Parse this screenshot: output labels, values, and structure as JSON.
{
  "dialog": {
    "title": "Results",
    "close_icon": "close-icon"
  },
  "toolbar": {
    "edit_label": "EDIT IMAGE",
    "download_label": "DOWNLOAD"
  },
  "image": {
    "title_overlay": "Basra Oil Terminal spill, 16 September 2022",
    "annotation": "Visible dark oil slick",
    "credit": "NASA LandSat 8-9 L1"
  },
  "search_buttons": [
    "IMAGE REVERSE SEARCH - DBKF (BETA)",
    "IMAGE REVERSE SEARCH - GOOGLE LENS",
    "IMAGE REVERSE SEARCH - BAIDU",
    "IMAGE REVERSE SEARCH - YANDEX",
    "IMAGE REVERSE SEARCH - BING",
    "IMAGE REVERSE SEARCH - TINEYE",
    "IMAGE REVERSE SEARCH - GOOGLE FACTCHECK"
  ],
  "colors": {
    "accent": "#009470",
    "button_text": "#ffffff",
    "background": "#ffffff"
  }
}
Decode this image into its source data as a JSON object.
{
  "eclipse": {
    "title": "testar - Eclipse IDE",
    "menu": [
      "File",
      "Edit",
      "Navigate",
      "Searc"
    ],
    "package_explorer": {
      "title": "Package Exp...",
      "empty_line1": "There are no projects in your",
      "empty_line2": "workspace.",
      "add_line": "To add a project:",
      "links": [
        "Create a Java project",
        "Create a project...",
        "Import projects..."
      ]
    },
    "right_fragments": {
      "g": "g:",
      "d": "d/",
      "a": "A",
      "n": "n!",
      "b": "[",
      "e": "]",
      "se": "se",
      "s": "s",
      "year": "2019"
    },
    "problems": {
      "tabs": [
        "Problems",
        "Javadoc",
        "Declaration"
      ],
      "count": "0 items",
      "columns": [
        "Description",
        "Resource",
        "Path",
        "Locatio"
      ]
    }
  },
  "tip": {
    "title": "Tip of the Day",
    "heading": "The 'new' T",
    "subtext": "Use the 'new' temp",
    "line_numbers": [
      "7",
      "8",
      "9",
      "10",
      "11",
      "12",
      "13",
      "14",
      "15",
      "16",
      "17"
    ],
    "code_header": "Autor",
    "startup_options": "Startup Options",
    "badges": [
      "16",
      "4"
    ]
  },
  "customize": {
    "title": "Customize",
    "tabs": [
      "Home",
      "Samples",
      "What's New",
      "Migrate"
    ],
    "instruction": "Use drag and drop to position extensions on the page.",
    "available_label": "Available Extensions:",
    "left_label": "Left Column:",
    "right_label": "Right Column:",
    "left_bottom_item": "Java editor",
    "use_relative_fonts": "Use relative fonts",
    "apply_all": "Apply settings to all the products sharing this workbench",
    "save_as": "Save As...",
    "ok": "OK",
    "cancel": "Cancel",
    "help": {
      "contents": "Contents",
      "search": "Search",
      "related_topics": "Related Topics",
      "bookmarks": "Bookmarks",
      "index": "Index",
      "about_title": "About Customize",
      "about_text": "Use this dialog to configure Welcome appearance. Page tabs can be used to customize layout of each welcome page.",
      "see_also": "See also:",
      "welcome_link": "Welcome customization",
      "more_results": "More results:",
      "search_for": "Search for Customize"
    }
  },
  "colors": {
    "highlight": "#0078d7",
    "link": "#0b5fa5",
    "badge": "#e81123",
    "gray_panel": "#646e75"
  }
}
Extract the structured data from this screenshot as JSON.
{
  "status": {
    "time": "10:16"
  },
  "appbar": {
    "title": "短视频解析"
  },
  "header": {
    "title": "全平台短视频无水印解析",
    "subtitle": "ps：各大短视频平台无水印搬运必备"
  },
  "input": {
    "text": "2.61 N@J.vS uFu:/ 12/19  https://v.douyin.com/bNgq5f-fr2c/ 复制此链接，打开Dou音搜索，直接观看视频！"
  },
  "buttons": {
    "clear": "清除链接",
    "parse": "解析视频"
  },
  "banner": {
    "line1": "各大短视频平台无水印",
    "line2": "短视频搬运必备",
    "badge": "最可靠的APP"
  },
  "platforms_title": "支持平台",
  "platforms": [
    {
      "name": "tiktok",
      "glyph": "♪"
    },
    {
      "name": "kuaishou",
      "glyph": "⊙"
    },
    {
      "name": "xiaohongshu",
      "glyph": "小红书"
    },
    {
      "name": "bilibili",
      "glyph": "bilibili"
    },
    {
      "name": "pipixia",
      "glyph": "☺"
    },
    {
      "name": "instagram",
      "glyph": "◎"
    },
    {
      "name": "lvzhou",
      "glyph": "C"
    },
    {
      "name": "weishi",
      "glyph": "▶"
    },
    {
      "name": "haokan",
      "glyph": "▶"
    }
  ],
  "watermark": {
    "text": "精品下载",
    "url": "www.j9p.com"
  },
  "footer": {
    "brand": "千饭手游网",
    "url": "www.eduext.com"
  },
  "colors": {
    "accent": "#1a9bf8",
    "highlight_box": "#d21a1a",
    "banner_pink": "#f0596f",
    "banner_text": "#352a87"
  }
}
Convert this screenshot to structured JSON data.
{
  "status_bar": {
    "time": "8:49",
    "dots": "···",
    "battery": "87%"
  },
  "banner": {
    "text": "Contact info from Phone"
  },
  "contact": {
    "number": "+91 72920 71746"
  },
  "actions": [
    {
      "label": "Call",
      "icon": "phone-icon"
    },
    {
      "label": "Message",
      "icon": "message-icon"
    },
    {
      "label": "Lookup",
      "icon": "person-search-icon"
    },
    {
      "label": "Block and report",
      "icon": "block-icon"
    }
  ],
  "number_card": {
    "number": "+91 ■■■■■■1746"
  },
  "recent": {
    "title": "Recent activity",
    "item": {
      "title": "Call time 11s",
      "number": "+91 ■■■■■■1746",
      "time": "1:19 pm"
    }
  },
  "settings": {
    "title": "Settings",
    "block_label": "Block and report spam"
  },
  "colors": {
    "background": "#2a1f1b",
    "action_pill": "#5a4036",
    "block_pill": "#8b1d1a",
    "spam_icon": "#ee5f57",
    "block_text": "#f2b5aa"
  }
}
══════════
== DIRECTIVE ==
Scan the material and collect every line that contains "screenshot".

== FINAL RESULT ==
Parse this screenshot: output labels, values, and structure as JSON.
Extract the structured data from this screenshot as JSON.
Convert this screenshot to structured JSON data.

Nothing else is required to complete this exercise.